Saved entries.
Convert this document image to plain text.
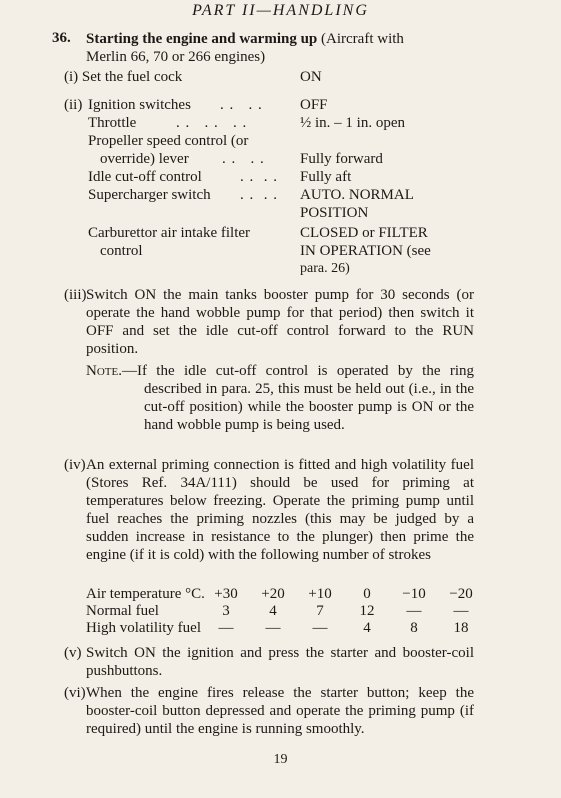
PART II—HANDLING
36. Starting the engine and warming up (Aircraft with
Merlin 66, 70 or 266 engines)
(i) Set the fuel cock	ON
(ii) Ignition switches . .   . . OFF
Throttle	. .   . .   . .	½ in. – 1 in. open
Propeller speed control (or
override) lever . .   . . Fully forward
Idle cut-off control	. .  . . Fully aft
Supercharger switch . .  . . AUTO. NORMAL
POSITION
Carburettor air intake filter	CLOSED or FILTER
control	IN OPERATION (see
para. 26)
(iii) Switch ON the main tanks booster pump for 30 seconds (or operate the hand wobble pump for that period) then switch it OFF and set the idle cut-off control forward to the RUN position.
Note.—If the idle cut-off control is operated by the ring described in para. 25, this must be held out (i.e., in the cut-off position) while the booster pump is ON or the hand wobble pump is being used.
(iv) An external priming connection is fitted and high volatility fuel (Stores Ref. 34A/111) should be used for priming at temperatures below freezing. Operate the priming pump until fuel reaches the priming nozzles (this may be judged by a sudden increase in resistance to the plunger) then prime the engine (if it is cold) with the following number of strokes
Air temperature °C. +30	+20	+10	0	−10	−20
Normal fuel	3	4	7	12	—	—
High volatility fuel	—	—	—	4	8	18
(v) Switch ON the ignition and press the starter and booster-coil pushbuttons.
(vi) When the engine fires release the starter button; keep the booster-coil button depressed and operate the priming pump (if required) until the engine is running smoothly.
19
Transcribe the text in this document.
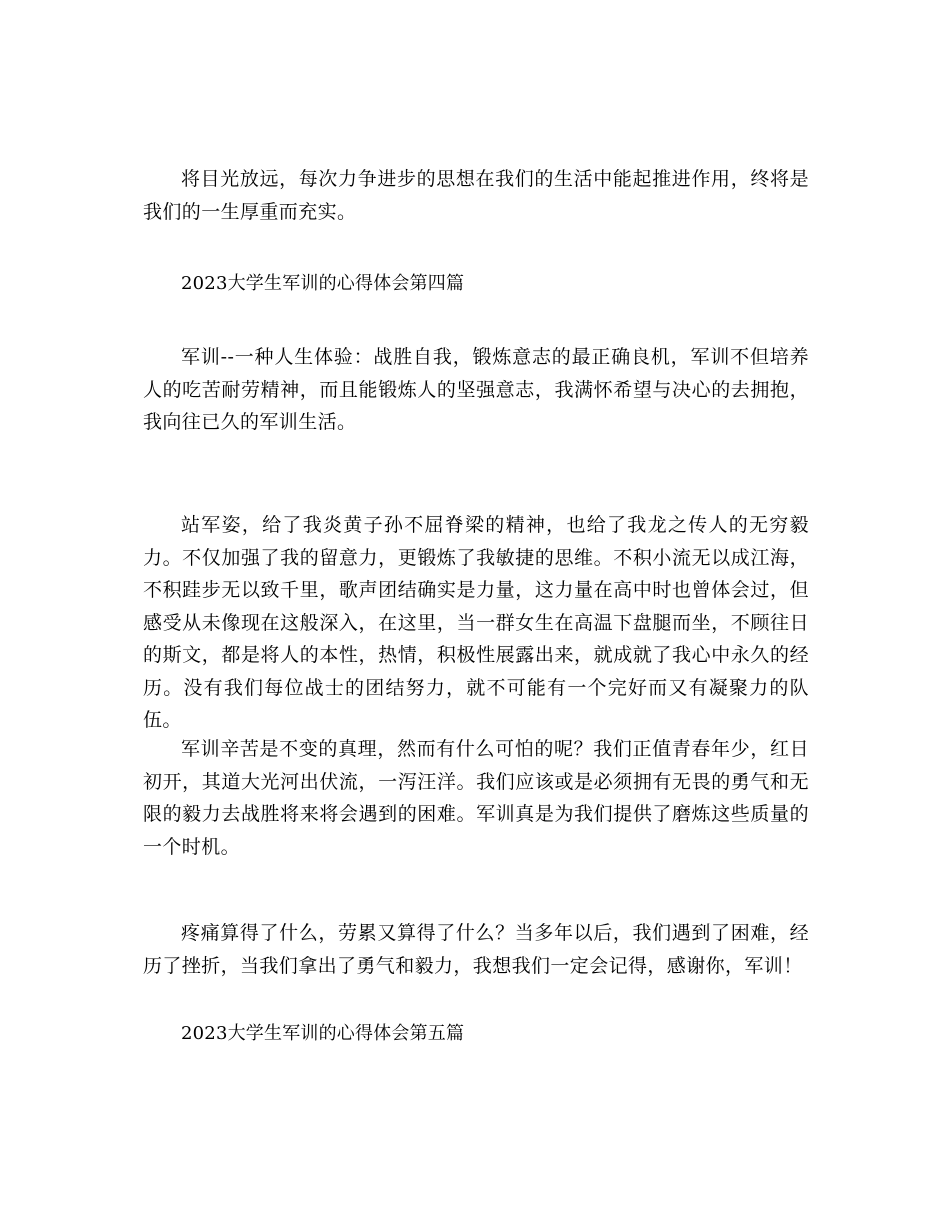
将目光放远，每次力争进步的思想在我们的生活中能起推进作用，终将是我们的一生厚重而充实。

2023大学生军训的心得体会第四篇

军训--一种人生体验：战胜自我，锻炼意志的最正确良机，军训不但培养人的吃苦耐劳精神，而且能锻炼人的坚强意志，我满怀希望与决心的去拥抱，我向往已久的军训生活。

站军姿，给了我炎黄子孙不屈脊梁的精神，也给了我龙之传人的无穷毅力。不仅加强了我的留意力，更锻炼了我敏捷的思维。不积小流无以成江海，不积跬步无以致千里，歌声团结确实是力量，这力量在高中时也曾体会过，但感受从未像现在这般深入，在这里，当一群女生在高温下盘腿而坐，不顾往日的斯文，都是将人的本性，热情，积极性展露出来，就成就了我心中永久的经历。没有我们每位战士的团结努力，就不可能有一个完好而又有凝聚力的队伍。

军训辛苦是不变的真理，然而有什么可怕的呢？我们正值青春年少，红日初开，其道大光河出伏流，一泻汪洋。我们应该或是必须拥有无畏的勇气和无限的毅力去战胜将来将会遇到的困难。军训真是为我们提供了磨炼这些质量的一个时机。

疼痛算得了什么，劳累又算得了什么？当多年以后，我们遇到了困难，经历了挫折，当我们拿出了勇气和毅力，我想我们一定会记得，感谢你，军训！

2023大学生军训的心得体会第五篇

EXERCISE PROMPT. Make an exact copy of the records shown above, without the pictures.

COMPLETE OUTPUT.
Convert this document image to plain text.
PART II—HANDLING
36. Starting the engine and warming up (Aircraft with
Merlin 66, 70 or 266 engines)
(i) Set the fuel cock	ON
(ii) Ignition switches . .   . . OFF
Throttle	. .   . .   . .	½ in. – 1 in. open
Propeller speed control (or
override) lever . .   . . Fully forward
Idle cut-off control	. .  . . Fully aft
Supercharger switch . .  . . AUTO. NORMAL
POSITION
Carburettor air intake filter	CLOSED or FILTER
control	IN OPERATION (see
para. 26)
(iii) Switch ON the main tanks booster pump for 30 seconds (or operate the hand wobble pump for that period) then switch it OFF and set the idle cut-off control forward to the RUN position.
Note.—If the idle cut-off control is operated by the ring described in para. 25, this must be held out (i.e., in the cut-off position) while the booster pump is ON or the hand wobble pump is being used.
(iv) An external priming connection is fitted and high volatility fuel (Stores Ref. 34A/111) should be used for priming at temperatures below freezing. Operate the priming pump until fuel reaches the priming nozzles (this may be judged by a sudden increase in resistance to the plunger) then prime the engine (if it is cold) with the following number of strokes
Air temperature °C. +30	+20	+10	0	−10	−20
Normal fuel	3	4	7	12	—	—
High volatility fuel	—	—	—	4	8	18
(v) Switch ON the ignition and press the starter and booster-coil pushbuttons.
(vi) When the engine fires release the starter button; keep the booster-coil button depressed and operate the priming pump (if required) until the engine is running smoothly.
19
Transcribe the text in this document.
将目光放远，每次力争进步的思想在我们的生活中能起推进作用，终将是我们的一生厚重而充实。

2023大学生军训的心得体会第四篇

军训--一种人生体验：战胜自我，锻炼意志的最正确良机，军训不但培养人的吃苦耐劳精神，而且能锻炼人的坚强意志，我满怀希望与决心的去拥抱，我向往已久的军训生活。

站军姿，给了我炎黄子孙不屈脊梁的精神，也给了我龙之传人的无穷毅力。不仅加强了我的留意力，更锻炼了我敏捷的思维。不积小流无以成江海，不积跬步无以致千里，歌声团结确实是力量，这力量在高中时也曾体会过，但感受从未像现在这般深入，在这里，当一群女生在高温下盘腿而坐，不顾往日的斯文，都是将人的本性，热情，积极性展露出来，就成就了我心中永久的经历。没有我们每位战士的团结努力，就不可能有一个完好而又有凝聚力的队伍。

军训辛苦是不变的真理，然而有什么可怕的呢？我们正值青春年少，红日初开，其道大光河出伏流，一泻汪洋。我们应该或是必须拥有无畏的勇气和无限的毅力去战胜将来将会遇到的困难。军训真是为我们提供了磨炼这些质量的一个时机。

疼痛算得了什么，劳累又算得了什么？当多年以后，我们遇到了困难，经历了挫折，当我们拿出了勇气和毅力，我想我们一定会记得，感谢你，军训！

2023大学生军训的心得体会第五篇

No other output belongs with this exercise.